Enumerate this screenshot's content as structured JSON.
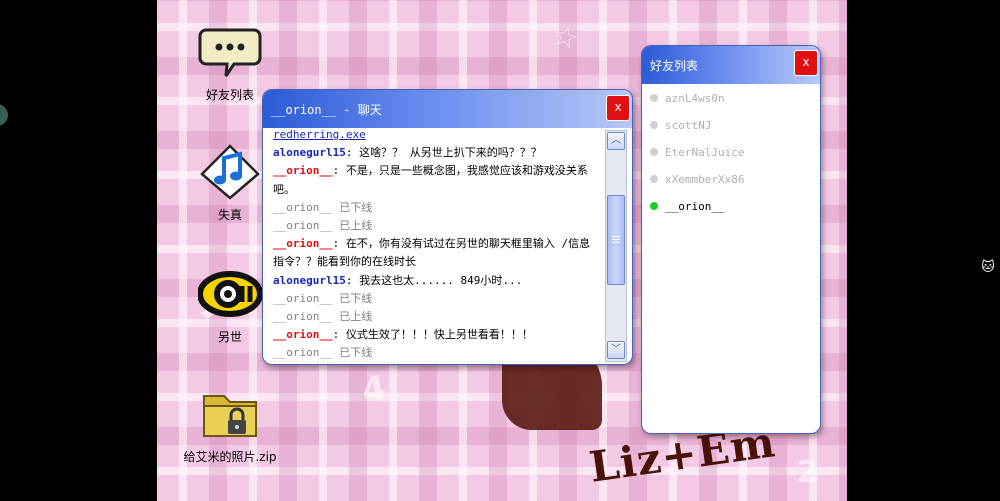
{
  "desktop": {
    "icons": [
      {
        "label": "好友列表",
        "icon": "chat-bubble-icon"
      },
      {
        "label": "失真",
        "icon": "music-note-icon"
      },
      {
        "label": "另世",
        "icon": "eye-logo-icon"
      },
      {
        "label": "给艾米的照片.zip",
        "icon": "zip-folder-icon"
      }
    ],
    "wallpaper_text": "Liz+Em"
  },
  "chat_window": {
    "title": "__orion__ - 聊天",
    "close_label": "x",
    "messages": [
      {
        "type": "link",
        "text": "redherring.exe"
      },
      {
        "type": "msg",
        "sender": "alonegurl15",
        "color": "blue",
        "text": ": 这啥？？ 从另世上扒下来的吗？？？"
      },
      {
        "type": "msg",
        "sender": "__orion__",
        "color": "red",
        "text": ": 不是，只是一些概念图，我感觉应该和游戏没关系吧。"
      },
      {
        "type": "sys",
        "text": "__orion__ 已下线"
      },
      {
        "type": "sys",
        "text": "__orion__ 已上线"
      },
      {
        "type": "msg",
        "sender": "__orion__",
        "color": "red",
        "text": ": 在不，你有没有试过在另世的聊天框里输入 /信息 指令？？能看到你的在线时长"
      },
      {
        "type": "msg",
        "sender": "alonegurl15",
        "color": "blue",
        "text": ": 我去这也太...... 849小时..."
      },
      {
        "type": "sys",
        "text": "__orion__ 已下线"
      },
      {
        "type": "sys",
        "text": "__orion__ 已上线"
      },
      {
        "type": "msg",
        "sender": "__orion__",
        "color": "red",
        "text": ": 仪式生效了！！！快上另世看看！！！"
      },
      {
        "type": "sys",
        "text": "__orion__ 已下线"
      }
    ]
  },
  "friends_window": {
    "title": "好友列表",
    "close_label": "x",
    "friends": [
      {
        "name": "aznL4ws0n",
        "status": "offline"
      },
      {
        "name": "scottNJ",
        "status": "offline"
      },
      {
        "name": "EterNalJuice",
        "status": "offline"
      },
      {
        "name": "xXemmberXx86",
        "status": "offline"
      },
      {
        "name": "__orion__",
        "status": "online"
      }
    ]
  },
  "scrollbar_position": 0.45,
  "colors": {
    "title_gradient_start": "#2c5bd6",
    "close_red": "#e01010",
    "sender_blue": "#1a28b8",
    "sender_red": "#e01010",
    "online_green": "#22cc22",
    "wallpaper_pink": "#f3c9e4"
  },
  "side_tool": {
    "icon": "cat-icon"
  }
}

§

§ **SHORT TASK**: Of the lines above, how many hold the string "name"? Answer with only the number.

§ **ANSWER**: 5